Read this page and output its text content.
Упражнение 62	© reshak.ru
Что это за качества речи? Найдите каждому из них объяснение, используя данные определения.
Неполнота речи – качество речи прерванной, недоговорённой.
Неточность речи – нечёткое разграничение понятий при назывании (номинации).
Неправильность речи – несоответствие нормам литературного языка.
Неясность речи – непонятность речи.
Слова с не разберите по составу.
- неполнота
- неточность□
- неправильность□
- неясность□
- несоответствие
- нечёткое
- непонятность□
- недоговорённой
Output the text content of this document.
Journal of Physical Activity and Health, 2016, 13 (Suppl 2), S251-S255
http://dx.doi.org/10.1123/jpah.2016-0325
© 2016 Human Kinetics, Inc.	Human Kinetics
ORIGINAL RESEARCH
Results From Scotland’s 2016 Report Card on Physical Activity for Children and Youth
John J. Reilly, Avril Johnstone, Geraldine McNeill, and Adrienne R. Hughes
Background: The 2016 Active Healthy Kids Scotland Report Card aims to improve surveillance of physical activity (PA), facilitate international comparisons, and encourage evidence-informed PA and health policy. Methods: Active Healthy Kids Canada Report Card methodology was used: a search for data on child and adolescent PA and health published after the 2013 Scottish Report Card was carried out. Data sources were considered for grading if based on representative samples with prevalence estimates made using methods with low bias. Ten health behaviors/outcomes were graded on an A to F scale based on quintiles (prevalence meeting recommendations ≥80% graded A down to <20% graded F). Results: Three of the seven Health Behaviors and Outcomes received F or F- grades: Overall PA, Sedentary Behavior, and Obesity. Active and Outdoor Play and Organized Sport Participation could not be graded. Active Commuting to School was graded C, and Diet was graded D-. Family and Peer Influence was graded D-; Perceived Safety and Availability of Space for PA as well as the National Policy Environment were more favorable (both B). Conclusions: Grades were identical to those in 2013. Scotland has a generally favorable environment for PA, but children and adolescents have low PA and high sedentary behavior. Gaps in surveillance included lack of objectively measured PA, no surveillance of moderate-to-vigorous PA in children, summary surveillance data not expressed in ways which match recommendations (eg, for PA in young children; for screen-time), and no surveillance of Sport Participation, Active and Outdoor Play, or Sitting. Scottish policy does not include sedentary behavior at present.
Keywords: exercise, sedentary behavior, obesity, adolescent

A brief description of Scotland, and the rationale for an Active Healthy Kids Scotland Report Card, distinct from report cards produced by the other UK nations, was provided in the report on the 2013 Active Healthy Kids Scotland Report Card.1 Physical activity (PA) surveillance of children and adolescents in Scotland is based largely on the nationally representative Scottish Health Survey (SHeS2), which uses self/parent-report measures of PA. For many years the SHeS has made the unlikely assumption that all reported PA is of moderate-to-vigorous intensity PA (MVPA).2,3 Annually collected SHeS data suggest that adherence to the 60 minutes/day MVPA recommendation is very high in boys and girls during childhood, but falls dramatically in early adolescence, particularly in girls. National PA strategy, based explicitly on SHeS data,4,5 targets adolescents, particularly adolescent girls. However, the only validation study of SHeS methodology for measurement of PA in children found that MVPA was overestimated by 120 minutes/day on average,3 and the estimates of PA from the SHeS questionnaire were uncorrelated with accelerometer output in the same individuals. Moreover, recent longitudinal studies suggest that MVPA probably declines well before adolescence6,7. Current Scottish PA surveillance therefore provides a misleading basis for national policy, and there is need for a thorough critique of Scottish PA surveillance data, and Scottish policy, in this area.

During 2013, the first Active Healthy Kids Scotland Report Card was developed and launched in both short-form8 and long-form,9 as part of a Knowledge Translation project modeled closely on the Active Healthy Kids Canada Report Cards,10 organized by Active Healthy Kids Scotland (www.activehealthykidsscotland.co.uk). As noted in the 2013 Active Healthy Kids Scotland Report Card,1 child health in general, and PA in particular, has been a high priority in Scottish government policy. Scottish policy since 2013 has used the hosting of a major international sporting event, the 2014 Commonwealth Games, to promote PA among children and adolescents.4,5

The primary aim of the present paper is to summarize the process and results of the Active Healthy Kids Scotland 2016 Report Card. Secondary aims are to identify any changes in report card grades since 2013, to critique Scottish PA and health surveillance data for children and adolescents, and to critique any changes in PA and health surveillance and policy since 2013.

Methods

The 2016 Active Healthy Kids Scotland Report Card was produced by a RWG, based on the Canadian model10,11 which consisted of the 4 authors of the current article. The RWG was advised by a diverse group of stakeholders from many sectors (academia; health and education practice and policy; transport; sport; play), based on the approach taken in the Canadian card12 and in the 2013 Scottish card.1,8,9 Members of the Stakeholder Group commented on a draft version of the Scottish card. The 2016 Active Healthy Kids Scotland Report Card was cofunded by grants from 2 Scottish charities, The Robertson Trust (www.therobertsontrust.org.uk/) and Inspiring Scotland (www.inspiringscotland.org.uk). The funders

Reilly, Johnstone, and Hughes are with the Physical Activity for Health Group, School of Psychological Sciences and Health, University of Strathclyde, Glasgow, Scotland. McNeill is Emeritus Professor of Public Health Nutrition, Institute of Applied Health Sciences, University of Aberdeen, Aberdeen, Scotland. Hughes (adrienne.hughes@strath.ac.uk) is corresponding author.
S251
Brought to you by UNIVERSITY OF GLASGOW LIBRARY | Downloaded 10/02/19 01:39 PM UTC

****

Please output the entries above, every line exactly as it reads.

● **Result of this task**
Read this page and output its text content.
Упражнение 62	© reshak.ru
Что это за качества речи? Найдите каждому из них объяснение, используя данные определения.
Неполнота речи – качество речи прерванной, недоговорённой.
Неточность речи – нечёткое разграничение понятий при назывании (номинации).
Неправильность речи – несоответствие нормам литературного языка.
Неясность речи – непонятность речи.
Слова с не разберите по составу.
- неполнота
- неточность□
- неправильность□
- неясность□
- несоответствие
- нечёткое
- непонятность□
- недоговорённой
Output the text content of this document.
Journal of Physical Activity and Health, 2016, 13 (Suppl 2), S251-S255
http://dx.doi.org/10.1123/jpah.2016-0325
© 2016 Human Kinetics, Inc.	Human Kinetics
ORIGINAL RESEARCH
Results From Scotland’s 2016 Report Card on Physical Activity for Children and Youth
John J. Reilly, Avril Johnstone, Geraldine McNeill, and Adrienne R. Hughes
Background: The 2016 Active Healthy Kids Scotland Report Card aims to improve surveillance of physical activity (PA), facilitate international comparisons, and encourage evidence-informed PA and health policy. Methods: Active Healthy Kids Canada Report Card methodology was used: a search for data on child and adolescent PA and health published after the 2013 Scottish Report Card was carried out. Data sources were considered for grading if based on representative samples with prevalence estimates made using methods with low bias. Ten health behaviors/outcomes were graded on an A to F scale based on quintiles (prevalence meeting recommendations ≥80% graded A down to <20% graded F). Results: Three of the seven Health Behaviors and Outcomes received F or F- grades: Overall PA, Sedentary Behavior, and Obesity. Active and Outdoor Play and Organized Sport Participation could not be graded. Active Commuting to School was graded C, and Diet was graded D-. Family and Peer Influence was graded D-; Perceived Safety and Availability of Space for PA as well as the National Policy Environment were more favorable (both B). Conclusions: Grades were identical to those in 2013. Scotland has a generally favorable environment for PA, but children and adolescents have low PA and high sedentary behavior. Gaps in surveillance included lack of objectively measured PA, no surveillance of moderate-to-vigorous PA in children, summary surveillance data not expressed in ways which match recommendations (eg, for PA in young children; for screen-time), and no surveillance of Sport Participation, Active and Outdoor Play, or Sitting. Scottish policy does not include sedentary behavior at present.
Keywords: exercise, sedentary behavior, obesity, adolescent

A brief description of Scotland, and the rationale for an Active Healthy Kids Scotland Report Card, distinct from report cards produced by the other UK nations, was provided in the report on the 2013 Active Healthy Kids Scotland Report Card.1 Physical activity (PA) surveillance of children and adolescents in Scotland is based largely on the nationally representative Scottish Health Survey (SHeS2), which uses self/parent-report measures of PA. For many years the SHeS has made the unlikely assumption that all reported PA is of moderate-to-vigorous intensity PA (MVPA).2,3 Annually collected SHeS data suggest that adherence to the 60 minutes/day MVPA recommendation is very high in boys and girls during childhood, but falls dramatically in early adolescence, particularly in girls. National PA strategy, based explicitly on SHeS data,4,5 targets adolescents, particularly adolescent girls. However, the only validation study of SHeS methodology for measurement of PA in children found that MVPA was overestimated by 120 minutes/day on average,3 and the estimates of PA from the SHeS questionnaire were uncorrelated with accelerometer output in the same individuals. Moreover, recent longitudinal studies suggest that MVPA probably declines well before adolescence6,7. Current Scottish PA surveillance therefore provides a misleading basis for national policy, and there is need for a thorough critique of Scottish PA surveillance data, and Scottish policy, in this area.

During 2013, the first Active Healthy Kids Scotland Report Card was developed and launched in both short-form8 and long-form,9 as part of a Knowledge Translation project modeled closely on the Active Healthy Kids Canada Report Cards,10 organized by Active Healthy Kids Scotland (www.activehealthykidsscotland.co.uk). As noted in the 2013 Active Healthy Kids Scotland Report Card,1 child health in general, and PA in particular, has been a high priority in Scottish government policy. Scottish policy since 2013 has used the hosting of a major international sporting event, the 2014 Commonwealth Games, to promote PA among children and adolescents.4,5

The primary aim of the present paper is to summarize the process and results of the Active Healthy Kids Scotland 2016 Report Card. Secondary aims are to identify any changes in report card grades since 2013, to critique Scottish PA and health surveillance data for children and adolescents, and to critique any changes in PA and health surveillance and policy since 2013.

Methods

The 2016 Active Healthy Kids Scotland Report Card was produced by a RWG, based on the Canadian model10,11 which consisted of the 4 authors of the current article. The RWG was advised by a diverse group of stakeholders from many sectors (academia; health and education practice and policy; transport; sport; play), based on the approach taken in the Canadian card12 and in the 2013 Scottish card.1,8,9 Members of the Stakeholder Group commented on a draft version of the Scottish card. The 2016 Active Healthy Kids Scotland Report Card was cofunded by grants from 2 Scottish charities, The Robertson Trust (www.therobertsontrust.org.uk/) and Inspiring Scotland (www.inspiringscotland.org.uk). The funders

Reilly, Johnstone, and Hughes are with the Physical Activity for Health Group, School of Psychological Sciences and Health, University of Strathclyde, Glasgow, Scotland. McNeill is Emeritus Professor of Public Health Nutrition, Institute of Applied Health Sciences, University of Aberdeen, Aberdeen, Scotland. Hughes (adrienne.hughes@strath.ac.uk) is corresponding author.
S251
Brought to you by UNIVERSITY OF GLASGOW LIBRARY | Downloaded 10/02/19 01:39 PM UTC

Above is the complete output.